Task description —
Search the data for the word "tantas" and copy every line that contains it.

────

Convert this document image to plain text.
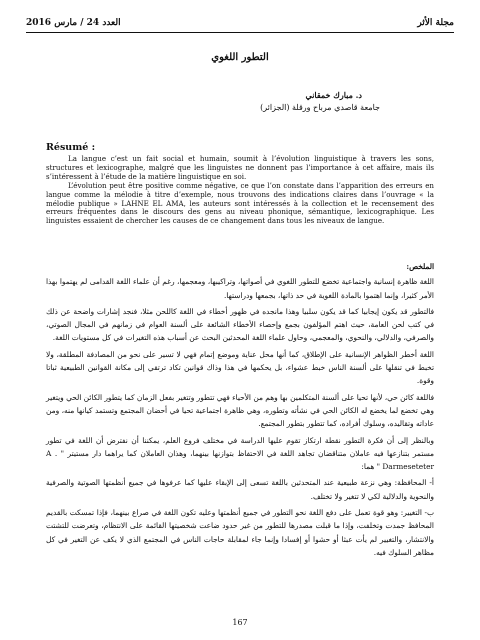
العدد 24 / مارس 2016	مجلة الأثر
التطور اللغوي
د. مبارك خمقاني
جامعة قاصدي مرباح ورقلة (الجزائر)
Résumé :

La langue c’est un fait social et humain, soumit à l’évolution linguistique à travers les sons, structures et lexicographe, malgré que les linguistes ne donnent pas l’importance à cet affaire, mais ils s’intéressent à l’étude de la matière linguistique en soi.

L’évolution peut être positive comme négative, ce que l’on constate dans l’apparition des erreurs en langue comme la mélodie à titre d’exemple, nous trouvons des indications claires dans l’ouvrage « la mélodie publique » LAHNE EL AMA, les auteurs sont intéressés à la collection et le recensement des erreurs fréquentes dans le discours des gens au niveau phonique, sémantique, lexicographique. Les linguistes essaient de chercher les causes de ce changement dans tous les niveaux de langue.

الملخص:

اللغة ظاهرة إنسانية واجتماعية تخضع للتطور اللغوي في أصواتها، وتراكيبها، ومعجمها، رغم أن علماء اللغة القدامى لم يهتموا بهذا الأمر كثيرا، وإنما اهتموا بالمادة اللغوية في حد ذاتها، بجمعها ودراستها.

فالتطور قد يكون إيجابيا كما قد يكون سلبيا وهذا مانجده في ظهور أخطاء في اللغة كاللحن مثلا، فنجد إشارات واضحة عن ذلك في كتب لحن العامة، حيث اهتم المؤلفون بجمع وإحصاء الأخطاء الشائعة على ألسنة العوام في زمانهم في المجال الصوتي، والصرفي، والدلالي، والنحوي، والمعجمي، وحاول علماء اللغة المحدثين البحث عن أسباب هذه التغيرات في كل مستويات اللغة.

اللغة أخطر الظواهر الإنسانية على الإطلاق، كما أنها محل عناية وموضع إتمام فهي لا تسير على نحو من المصادفة المطلقة، ولا تخبط في تنقلها على ألسنة الناس خبط عشواء، بل يحكمها في هذا وذاك قوانين تكاد ترتقي إلى مكانة القوانين الطبيعية ثباتا وقوة.

فاللغة كائن حي، لأنها تحيا على ألسنة المتكلمين بها وهم من الأحياء فهي تتطور وتتغير بفعل الزمان كما يتطور الكائن الحي ويتغير وهي تخضع لما يخضع له الكائن الحي في نشأته وتطوره، وهي ظاهرة اجتماعية تحيا في أحضان المجتمع وتستمد كيانها منه، ومن عاداته وتقاليده، وسلوك أفراده، كما تتطور بتطور المجتمع.

وبالنظر إلى أن فكرة التطور نقطة ارتكاز تقوم عليها الدراسة في مختلف فروع العلم، يمكننا أن نفترض أن اللغة في تطور مستمر بتنازعها فيه عاملان متناقضان تجاهد اللغة في الاحتفاظ بتوازنها بينهما، وهذان العاملان كما يراهما دار مستيتر " A . Darmeseteter " هما:

أ- المحافظة: وهي نزعة طبيعية عند المتحدثين باللغة تسعى إلى الإبقاء عليها كما عرفوها في جميع أنظمتها الصوتية والصرفية والنحوية والدلالية لكي لا تتغير ولا تختلف.

ب- التغيير: وهو قوة تعمل على دفع اللغة نحو التطور في جميع أنظمتها وعليه تكون اللغة في صراع بينهما، فإذا تمسكت بالقديم المحافظ جمدت وتخلفت، وإذا ما قبلت مصدرها للتطور من غير حدود ضاعت شخصيتها القائمة على الانتظام، وتعرضت للتشتت والانتشار، والتغيير لم يأت عبثا أو حشوا أو إفسادا وإنما جاء لمقابلة حاجات الناس في المجتمع الذي لا يكف عن التغير في كل مظاهر السلوك فيه.

167
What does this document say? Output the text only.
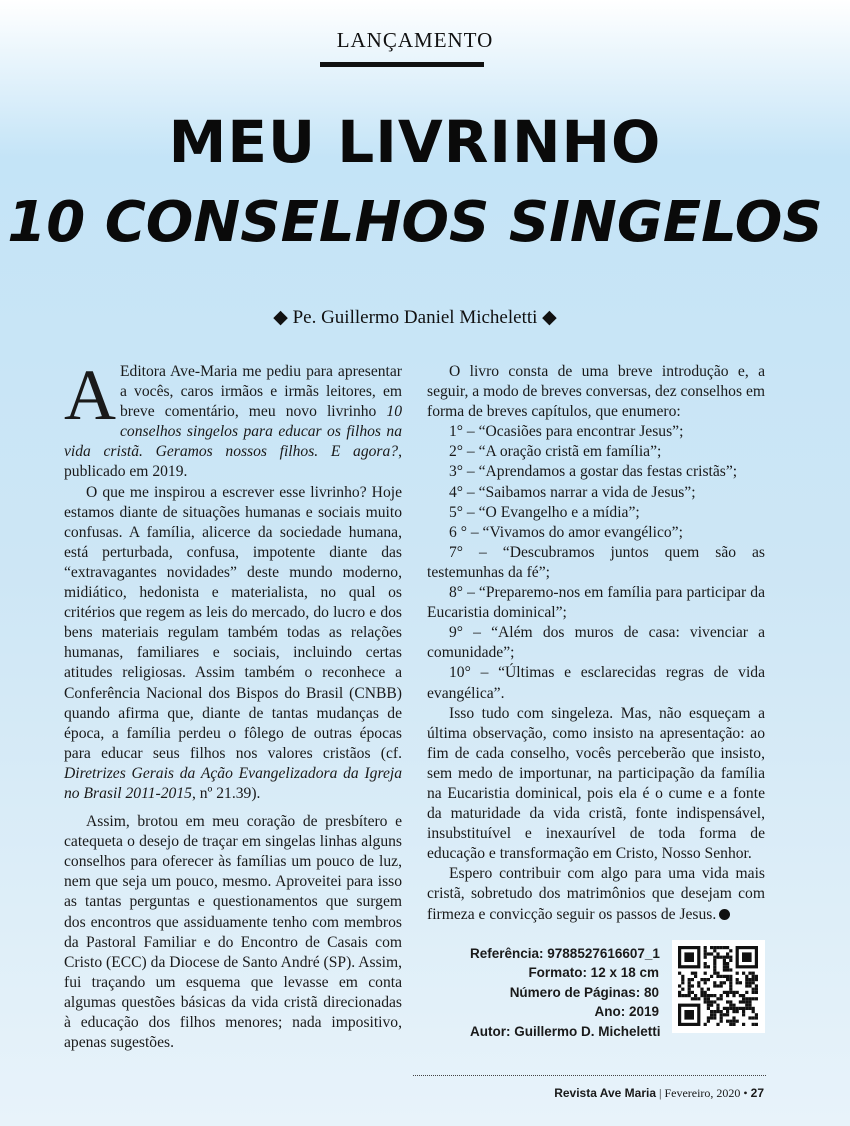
LANÇAMENTO
MEU LIVRINHO
10 CONSELHOS SINGELOS
◆ Pe. Guillermo Daniel Micheletti ◆

A Editora Ave-Maria me pediu para apresentar a vocês, caros irmãos e irmãs leitores, em breve comentário, meu novo livrinho 10 conselhos singelos para educar os filhos na vida cristã. Geramos nossos filhos. E agora?, publicado em 2019.

O que me inspirou a escrever esse livrinho? Hoje estamos diante de situações humanas e sociais muito confusas. A família, alicerce da sociedade humana, está perturbada, confusa, impotente diante das “extravagantes novidades” deste mundo moderno, midiático, hedonista e materialista, no qual os critérios que regem as leis do mercado, do lucro e dos bens materiais regulam também todas as relações humanas, familiares e sociais, incluindo certas atitudes religiosas. Assim também o reconhece a Conferência Nacional dos Bispos do Brasil (CNBB) quando afirma que, diante de tantas mudanças de época, a família perdeu o fôlego de outras épocas para educar seus filhos nos valores cristãos (cf. Diretrizes Gerais da Ação Evangelizadora da Igreja no Brasil 2011-2015, nº 21.39).

Assim, brotou em meu coração de presbítero e catequeta o desejo de traçar em singelas linhas alguns conselhos para oferecer às famílias um pouco de luz, nem que seja um pouco, mesmo. Aproveitei para isso as tantas perguntas e questionamentos que surgem dos encontros que assiduamente tenho com membros da Pastoral Familiar e do Encontro de Casais com Cristo (ECC) da Diocese de Santo André (SP). Assim, fui traçando um esquema que levasse em conta algumas questões básicas da vida cristã direcionadas à educação dos filhos menores; nada impositivo, apenas sugestões.

O livro consta de uma breve introdução e, a seguir, a modo de breves conversas, dez conselhos em forma de breves capítulos, que enumero:

1° – “Ocasiões para encontrar Jesus”;

2° – “A oração cristã em família”;

3° – “Aprendamos a gostar das festas cristãs”;

4° – “Saibamos narrar a vida de Jesus”;

5° – “O Evangelho e a mídia”;

6 ° – “Vivamos do amor evangélico”;

7° – “Descubramos juntos quem são as testemunhas da fé”;

8° – “Preparemo-nos em família para participar da Eucaristia dominical”;

9° – “Além dos muros de casa: vivenciar a comunidade”;

10° – “Últimas e esclarecidas regras de vida evangélica”.

Isso tudo com singeleza. Mas, não esqueçam a última observação, como insisto na apresentação: ao fim de cada conselho, vocês perceberão que insisto, sem medo de importunar, na participação da família na Eucaristia dominical, pois ela é o cume e a fonte da maturidade da vida cristã, fonte indispensável, insubstituível e inexaurível de toda forma de educação e transformação em Cristo, Nosso Senhor.

Espero contribuir com algo para uma vida mais cristã, sobretudo dos matrimônios que desejam com firmeza e convicção seguir os passos de Jesus.

Referência: 9788527616607_1
Formato: 12 x 18 cm
Número de Páginas: 80
Ano: 2019
Autor: Guillermo D. Micheletti
Revista Ave Maria | Fevereiro, 2020 • 27
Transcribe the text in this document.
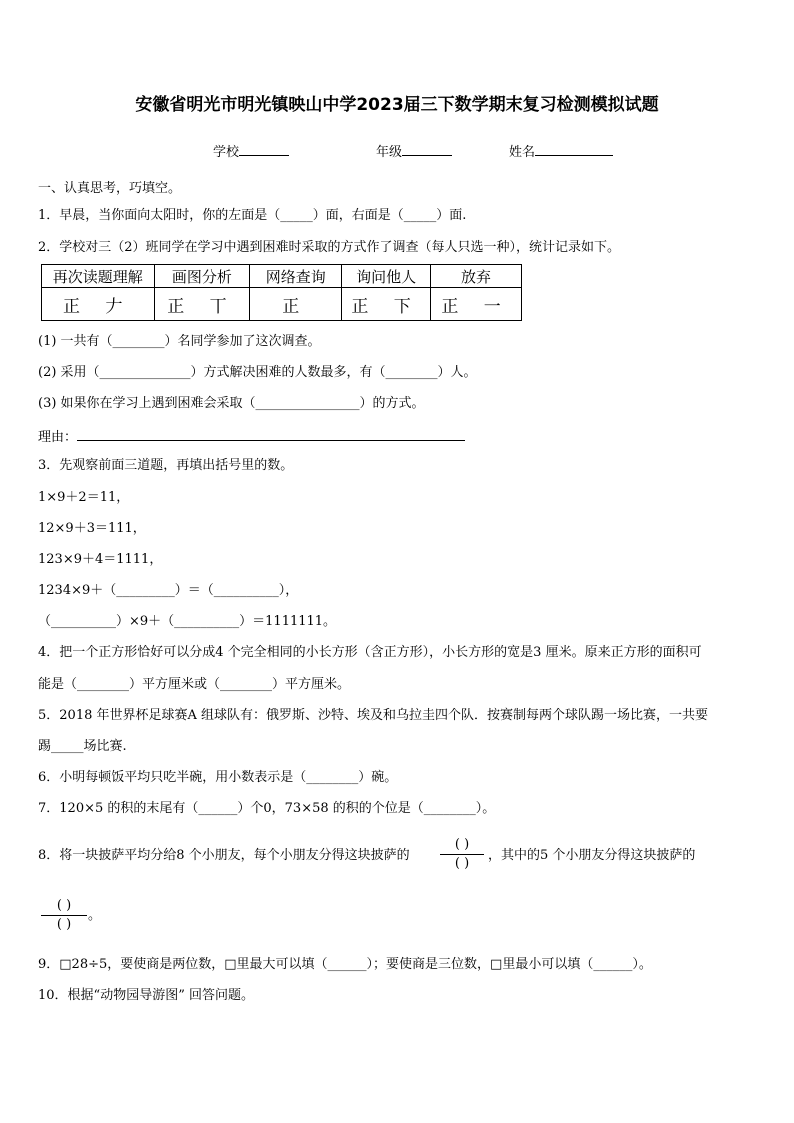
安徽省明光市明光镇映山中学2023届三下数学期末复习检测模拟试题
学校	年级	姓名
一、认真思考，巧填空。
1．早晨，当你面向太阳时，你的左面是（_____）面，右面是（_____）面.
2．学校对三（2）班同学在学习中遇到困难时采取的方式作了调查（每人只选一种），统计记录如下。
再次读题理解	画图分析	网络查询	询问他人	放弃
正 𠂇	正 丅	正	正 下	正 一
(1) 一共有（________）名同学参加了这次调查。
(2) 采用（______________）方式解决困难的人数最多，有（________）人。
(3) 如果你在学习上遇到困难会采取（________________）的方式。
理由：
3．先观察前面三道题，再填出括号里的数。
1×9＋2＝11，
12×9＋3＝111，
123×9＋4＝1111，
1234×9＋（_________）＝（__________），
（__________）×9＋（__________）＝1111111。
4．把一个正方形恰好可以分成4 个完全相同的小长方形（含正方形），小长方形的宽是3 厘米。原来正方形的面积可
能是（________）平方厘米或（________）平方厘米。
5．2018 年世界杯足球赛A 组球队有：俄罗斯、沙特、埃及和乌拉圭四个队．按赛制每两个球队踢一场比赛，一共要
踢_____场比赛.
6．小明每顿饭平均只吃半碗，用小数表示是（________）碗。
7．120×5 的积的末尾有（______）个0，73×58 的积的个位是（________）。
8．将一块披萨平均分给8 个小朋友，每个小朋友分得这块披萨的
( )
( )
，其中的5 个小朋友分得这块披萨的
( )
( )
。
9．□28÷5，要使商是两位数，□里最大可以填（______）；要使商是三位数，□里最小可以填（______）。
10．根据“动物园导游图” 回答问题。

────

Output of the task —
O que me inspirou a escrever esse livrinho? Hoje estamos diante de situações humanas e sociais muito confusas. A família, alicerce da sociedade humana, está perturbada, confusa, impotente diante das “extravagantes novidades” deste mundo moderno, midiático, hedonista e materialista, no qual os critérios que regem as leis do mercado, do lucro e dos bens materiais regulam também todas as relações humanas, familiares e sociais, incluindo certas atitudes religiosas. Assim também o reconhece a Conferência Nacional dos Bispos do Brasil (CNBB) quando afirma que, diante de tantas mudanças de época, a família perdeu o fôlego de outras épocas para educar seus filhos nos valores cristãos (cf. Diretrizes Gerais da Ação Evangelizadora da Igreja no Brasil 2011-2015, nº 21.39).
Assim, brotou em meu coração de presbítero e catequeta o desejo de traçar em singelas linhas alguns conselhos para oferecer às famílias um pouco de luz, nem que seja um pouco, mesmo. Aproveitei para isso as tantas perguntas e questionamentos que surgem dos encontros que assiduamente tenho com membros da Pastoral Familiar e do Encontro de Casais com Cristo (ECC) da Diocese de Santo André (SP). Assim, fui traçando um esquema que levasse em conta algumas questões básicas da vida cristã direcionadas à educação dos filhos menores; nada impositivo, apenas sugestões.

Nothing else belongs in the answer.